START INFORMATION SUPPLIED

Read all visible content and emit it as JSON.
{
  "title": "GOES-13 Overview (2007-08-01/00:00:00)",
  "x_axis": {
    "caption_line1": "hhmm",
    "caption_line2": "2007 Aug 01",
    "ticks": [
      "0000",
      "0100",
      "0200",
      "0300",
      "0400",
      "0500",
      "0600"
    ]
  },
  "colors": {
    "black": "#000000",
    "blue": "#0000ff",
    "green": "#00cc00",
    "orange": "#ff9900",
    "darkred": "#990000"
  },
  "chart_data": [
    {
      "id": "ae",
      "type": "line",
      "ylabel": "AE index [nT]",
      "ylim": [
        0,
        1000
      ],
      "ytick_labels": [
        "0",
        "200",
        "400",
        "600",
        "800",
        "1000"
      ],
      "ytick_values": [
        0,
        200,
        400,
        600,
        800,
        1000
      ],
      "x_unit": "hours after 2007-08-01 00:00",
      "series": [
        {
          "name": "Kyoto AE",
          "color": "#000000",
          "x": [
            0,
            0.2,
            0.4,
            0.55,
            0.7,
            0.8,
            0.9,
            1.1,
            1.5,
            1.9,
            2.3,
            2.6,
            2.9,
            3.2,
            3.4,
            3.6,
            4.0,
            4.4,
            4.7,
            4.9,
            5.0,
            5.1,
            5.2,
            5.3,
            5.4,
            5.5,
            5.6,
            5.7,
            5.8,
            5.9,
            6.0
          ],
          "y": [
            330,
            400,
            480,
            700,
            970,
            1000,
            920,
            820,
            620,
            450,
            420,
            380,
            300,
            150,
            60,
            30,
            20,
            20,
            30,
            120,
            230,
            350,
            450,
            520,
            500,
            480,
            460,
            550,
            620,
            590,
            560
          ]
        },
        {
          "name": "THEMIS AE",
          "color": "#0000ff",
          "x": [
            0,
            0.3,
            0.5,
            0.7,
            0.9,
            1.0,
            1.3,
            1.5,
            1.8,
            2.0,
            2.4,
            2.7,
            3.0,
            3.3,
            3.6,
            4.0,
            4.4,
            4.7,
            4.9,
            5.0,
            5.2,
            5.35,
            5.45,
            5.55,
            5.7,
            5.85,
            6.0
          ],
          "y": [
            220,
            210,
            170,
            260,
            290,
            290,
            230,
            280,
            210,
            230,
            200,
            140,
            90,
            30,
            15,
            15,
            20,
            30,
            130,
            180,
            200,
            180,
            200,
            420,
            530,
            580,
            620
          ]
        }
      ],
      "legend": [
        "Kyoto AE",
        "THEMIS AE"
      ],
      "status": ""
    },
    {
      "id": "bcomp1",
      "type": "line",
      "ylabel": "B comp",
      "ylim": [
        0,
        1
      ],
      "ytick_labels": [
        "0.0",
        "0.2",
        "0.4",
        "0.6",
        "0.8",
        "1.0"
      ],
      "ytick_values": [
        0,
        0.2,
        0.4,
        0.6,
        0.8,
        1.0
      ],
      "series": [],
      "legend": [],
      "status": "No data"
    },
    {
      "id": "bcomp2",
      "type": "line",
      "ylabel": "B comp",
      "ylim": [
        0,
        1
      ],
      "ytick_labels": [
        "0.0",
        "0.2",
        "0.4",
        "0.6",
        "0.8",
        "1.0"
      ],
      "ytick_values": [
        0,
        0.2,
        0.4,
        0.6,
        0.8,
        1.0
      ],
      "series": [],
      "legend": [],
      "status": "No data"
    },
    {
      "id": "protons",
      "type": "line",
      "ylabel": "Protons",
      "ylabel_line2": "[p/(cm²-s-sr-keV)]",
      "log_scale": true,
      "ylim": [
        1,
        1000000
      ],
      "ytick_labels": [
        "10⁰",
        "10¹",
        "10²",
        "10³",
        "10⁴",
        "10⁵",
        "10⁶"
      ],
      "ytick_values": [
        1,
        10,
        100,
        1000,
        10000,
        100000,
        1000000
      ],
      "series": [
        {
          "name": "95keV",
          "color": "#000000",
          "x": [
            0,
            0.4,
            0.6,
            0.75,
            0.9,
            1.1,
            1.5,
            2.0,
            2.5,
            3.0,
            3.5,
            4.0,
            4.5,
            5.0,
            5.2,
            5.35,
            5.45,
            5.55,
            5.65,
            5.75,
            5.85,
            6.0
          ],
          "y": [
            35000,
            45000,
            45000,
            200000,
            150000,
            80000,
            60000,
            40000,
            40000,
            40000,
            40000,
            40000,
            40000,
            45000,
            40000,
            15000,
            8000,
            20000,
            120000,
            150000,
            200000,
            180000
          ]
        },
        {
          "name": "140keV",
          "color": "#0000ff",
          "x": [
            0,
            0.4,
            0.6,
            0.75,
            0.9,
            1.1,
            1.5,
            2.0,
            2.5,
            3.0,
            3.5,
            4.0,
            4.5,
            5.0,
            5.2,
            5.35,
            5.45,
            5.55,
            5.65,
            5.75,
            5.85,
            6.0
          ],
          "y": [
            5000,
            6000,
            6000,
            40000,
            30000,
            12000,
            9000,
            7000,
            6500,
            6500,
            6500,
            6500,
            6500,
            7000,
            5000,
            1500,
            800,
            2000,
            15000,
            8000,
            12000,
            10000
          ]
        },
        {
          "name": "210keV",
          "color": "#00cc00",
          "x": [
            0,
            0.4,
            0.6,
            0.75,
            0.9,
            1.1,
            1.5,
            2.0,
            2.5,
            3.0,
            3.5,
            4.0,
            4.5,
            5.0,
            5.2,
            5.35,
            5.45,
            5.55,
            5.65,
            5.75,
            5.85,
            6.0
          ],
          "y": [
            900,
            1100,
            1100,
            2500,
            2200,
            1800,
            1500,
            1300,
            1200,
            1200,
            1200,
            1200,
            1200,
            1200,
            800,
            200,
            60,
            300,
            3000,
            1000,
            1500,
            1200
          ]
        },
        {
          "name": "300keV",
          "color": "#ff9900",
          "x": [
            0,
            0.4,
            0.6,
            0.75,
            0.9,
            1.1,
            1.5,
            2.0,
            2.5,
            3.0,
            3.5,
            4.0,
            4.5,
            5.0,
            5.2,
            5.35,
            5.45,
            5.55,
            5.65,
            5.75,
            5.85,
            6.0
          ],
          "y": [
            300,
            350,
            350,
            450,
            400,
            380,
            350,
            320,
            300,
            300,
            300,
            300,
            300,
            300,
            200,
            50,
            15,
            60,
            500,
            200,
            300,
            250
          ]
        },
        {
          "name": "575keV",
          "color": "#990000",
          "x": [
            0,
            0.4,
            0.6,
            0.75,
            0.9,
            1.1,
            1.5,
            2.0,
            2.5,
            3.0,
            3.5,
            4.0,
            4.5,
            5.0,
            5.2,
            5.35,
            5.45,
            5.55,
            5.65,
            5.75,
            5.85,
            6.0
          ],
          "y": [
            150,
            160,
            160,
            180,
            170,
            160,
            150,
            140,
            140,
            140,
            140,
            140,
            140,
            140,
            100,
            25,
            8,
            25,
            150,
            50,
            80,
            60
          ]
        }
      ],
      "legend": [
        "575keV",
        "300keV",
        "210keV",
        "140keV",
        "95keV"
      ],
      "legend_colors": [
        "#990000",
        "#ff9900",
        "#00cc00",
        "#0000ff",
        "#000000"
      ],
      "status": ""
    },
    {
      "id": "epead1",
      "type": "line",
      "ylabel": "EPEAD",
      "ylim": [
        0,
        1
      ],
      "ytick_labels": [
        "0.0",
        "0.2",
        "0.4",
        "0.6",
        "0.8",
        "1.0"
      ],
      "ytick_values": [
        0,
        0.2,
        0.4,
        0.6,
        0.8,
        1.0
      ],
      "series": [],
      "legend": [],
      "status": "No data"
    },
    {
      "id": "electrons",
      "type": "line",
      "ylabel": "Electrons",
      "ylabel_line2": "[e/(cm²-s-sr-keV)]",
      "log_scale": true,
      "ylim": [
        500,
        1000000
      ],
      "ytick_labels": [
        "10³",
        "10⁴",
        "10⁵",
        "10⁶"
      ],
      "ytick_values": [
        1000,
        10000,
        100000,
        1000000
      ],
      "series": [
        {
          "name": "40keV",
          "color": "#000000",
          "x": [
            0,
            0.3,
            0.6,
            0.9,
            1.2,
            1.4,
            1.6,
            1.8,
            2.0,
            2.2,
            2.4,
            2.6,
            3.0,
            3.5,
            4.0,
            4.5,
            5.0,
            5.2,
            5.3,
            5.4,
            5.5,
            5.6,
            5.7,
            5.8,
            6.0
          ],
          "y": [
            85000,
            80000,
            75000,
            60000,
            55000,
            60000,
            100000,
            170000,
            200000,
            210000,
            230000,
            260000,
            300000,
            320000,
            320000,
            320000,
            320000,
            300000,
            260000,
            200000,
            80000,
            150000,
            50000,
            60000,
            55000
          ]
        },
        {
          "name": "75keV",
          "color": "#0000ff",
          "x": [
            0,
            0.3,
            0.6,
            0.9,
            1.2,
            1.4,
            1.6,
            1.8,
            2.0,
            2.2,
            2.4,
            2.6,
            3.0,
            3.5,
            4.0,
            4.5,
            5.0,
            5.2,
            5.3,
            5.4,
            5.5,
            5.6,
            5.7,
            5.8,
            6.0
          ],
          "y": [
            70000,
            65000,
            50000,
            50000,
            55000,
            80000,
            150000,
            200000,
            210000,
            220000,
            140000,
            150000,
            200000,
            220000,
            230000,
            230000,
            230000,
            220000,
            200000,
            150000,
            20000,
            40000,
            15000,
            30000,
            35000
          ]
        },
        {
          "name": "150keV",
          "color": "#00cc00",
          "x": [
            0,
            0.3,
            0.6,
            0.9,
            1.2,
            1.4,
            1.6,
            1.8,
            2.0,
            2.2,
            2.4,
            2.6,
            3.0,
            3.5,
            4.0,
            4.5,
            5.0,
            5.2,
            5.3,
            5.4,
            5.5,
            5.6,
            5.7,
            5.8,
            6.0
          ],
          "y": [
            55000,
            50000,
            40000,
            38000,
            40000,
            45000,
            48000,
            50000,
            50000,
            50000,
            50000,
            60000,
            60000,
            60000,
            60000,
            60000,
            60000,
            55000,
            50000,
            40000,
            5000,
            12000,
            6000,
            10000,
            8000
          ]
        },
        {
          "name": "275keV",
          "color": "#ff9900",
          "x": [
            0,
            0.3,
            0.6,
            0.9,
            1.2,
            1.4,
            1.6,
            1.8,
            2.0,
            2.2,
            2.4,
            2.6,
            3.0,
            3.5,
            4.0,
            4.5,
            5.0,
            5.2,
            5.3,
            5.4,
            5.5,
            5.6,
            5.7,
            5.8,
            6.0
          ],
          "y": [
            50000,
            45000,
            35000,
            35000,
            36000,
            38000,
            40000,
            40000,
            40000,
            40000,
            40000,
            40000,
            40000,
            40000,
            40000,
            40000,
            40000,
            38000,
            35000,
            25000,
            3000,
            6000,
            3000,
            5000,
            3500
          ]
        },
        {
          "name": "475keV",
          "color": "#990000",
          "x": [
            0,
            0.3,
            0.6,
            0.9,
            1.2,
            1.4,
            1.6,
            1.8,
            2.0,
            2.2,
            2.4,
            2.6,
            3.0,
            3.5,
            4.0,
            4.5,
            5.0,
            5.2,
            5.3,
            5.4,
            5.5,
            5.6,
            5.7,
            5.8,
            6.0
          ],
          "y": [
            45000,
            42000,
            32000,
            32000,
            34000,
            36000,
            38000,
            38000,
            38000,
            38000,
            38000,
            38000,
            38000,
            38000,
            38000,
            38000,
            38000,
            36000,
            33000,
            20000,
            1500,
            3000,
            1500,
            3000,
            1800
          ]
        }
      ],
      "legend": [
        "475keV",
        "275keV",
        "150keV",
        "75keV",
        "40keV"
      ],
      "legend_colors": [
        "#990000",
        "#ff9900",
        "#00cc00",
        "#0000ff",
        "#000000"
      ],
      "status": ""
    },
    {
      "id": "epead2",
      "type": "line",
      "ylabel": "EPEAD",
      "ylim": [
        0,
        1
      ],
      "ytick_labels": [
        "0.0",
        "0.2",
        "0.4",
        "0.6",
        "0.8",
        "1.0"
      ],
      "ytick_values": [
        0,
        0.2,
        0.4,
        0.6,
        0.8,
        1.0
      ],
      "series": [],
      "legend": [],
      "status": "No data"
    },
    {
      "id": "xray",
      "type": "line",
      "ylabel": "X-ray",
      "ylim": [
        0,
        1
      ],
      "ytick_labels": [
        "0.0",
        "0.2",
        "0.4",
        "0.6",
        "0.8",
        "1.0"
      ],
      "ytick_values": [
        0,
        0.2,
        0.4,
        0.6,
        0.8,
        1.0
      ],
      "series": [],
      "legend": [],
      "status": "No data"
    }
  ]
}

END INFORMATION SUPPLIED

In the entries above, find every line holding the word "name" and copy it out.

**WRITTEN RESPONSE**:
          "name": "Kyoto AE",
          "name": "THEMIS AE",
          "name": "95keV",
          "name": "140keV",
          "name": "210keV",
          "name": "300keV",
          "name": "575keV",
          "name": "40keV",
          "name": "75keV",
          "name": "150keV",
          "name": "275keV",
          "name": "475keV",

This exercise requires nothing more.